▸ Boxed element entries
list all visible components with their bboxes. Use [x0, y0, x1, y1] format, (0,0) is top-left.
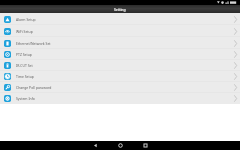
- button[interactable]: Back: [91, 141, 100, 150]
- staticText: Change PoE password: [16, 85, 234, 90]
- button[interactable]: IR-CUT Set: [0, 60, 240, 71]
- button[interactable]: Ethernet/Network Set: [0, 37, 240, 49]
- staticText: WiFi Setup: [16, 29, 234, 34]
- button[interactable]: WiFi Setup: [0, 25, 240, 37]
- staticText: Alarm Setup: [16, 17, 234, 22]
- button[interactable]: Alarm Setup: [0, 13, 240, 25]
- button[interactable]: Change PoE password: [0, 82, 240, 93]
- button[interactable]: System Info: [0, 93, 240, 104]
- button[interactable]: PTZ Setup: [0, 49, 240, 60]
- staticText: Ethernet/Network Set: [16, 41, 234, 46]
- staticText: Time Setup: [16, 74, 234, 79]
- button[interactable]: Time Setup: [0, 71, 240, 82]
- button[interactable]: Home: [116, 141, 125, 150]
- staticText: IR-CUT Set: [16, 63, 234, 68]
- button[interactable]: Recents: [141, 141, 150, 150]
- staticText: System Info: [16, 96, 234, 101]
- staticText: Setting: [114, 7, 126, 12]
- staticText: PTZ Setup: [16, 52, 234, 57]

▸ Challenge
Can you rewrite the lines of these records starting at the one containing "- button[interactable]: Back: [91, 141, 100, 150]" and ending at the one containing "- staticText: Setting: [114, 7, 126, 12]", with "interactable" changed to "clickable" and nothing else altered?

▸ Reply
- button[clickable]: Back: [91, 141, 100, 150]
- staticText: Change PoE password: [16, 85, 234, 90]
- button[clickable]: IR-CUT Set: [0, 60, 240, 71]
- button[clickable]: Ethernet/Network Set: [0, 37, 240, 49]
- staticText: WiFi Setup: [16, 29, 234, 34]
- button[clickable]: WiFi Setup: [0, 25, 240, 37]
- staticText: Alarm Setup: [16, 17, 234, 22]
- button[clickable]: Alarm Setup: [0, 13, 240, 25]
- button[clickable]: Change PoE password: [0, 82, 240, 93]
- button[clickable]: System Info: [0, 93, 240, 104]
- button[clickable]: PTZ Setup: [0, 49, 240, 60]
- staticText: Ethernet/Network Set: [16, 41, 234, 46]
- staticText: Time Setup: [16, 74, 234, 79]
- button[clickable]: Time Setup: [0, 71, 240, 82]
- button[clickable]: Home: [116, 141, 125, 150]
- staticText: IR-CUT Set: [16, 63, 234, 68]
- button[clickable]: Recents: [141, 141, 150, 150]
- staticText: System Info: [16, 96, 234, 101]
- staticText: Setting: [114, 7, 126, 12]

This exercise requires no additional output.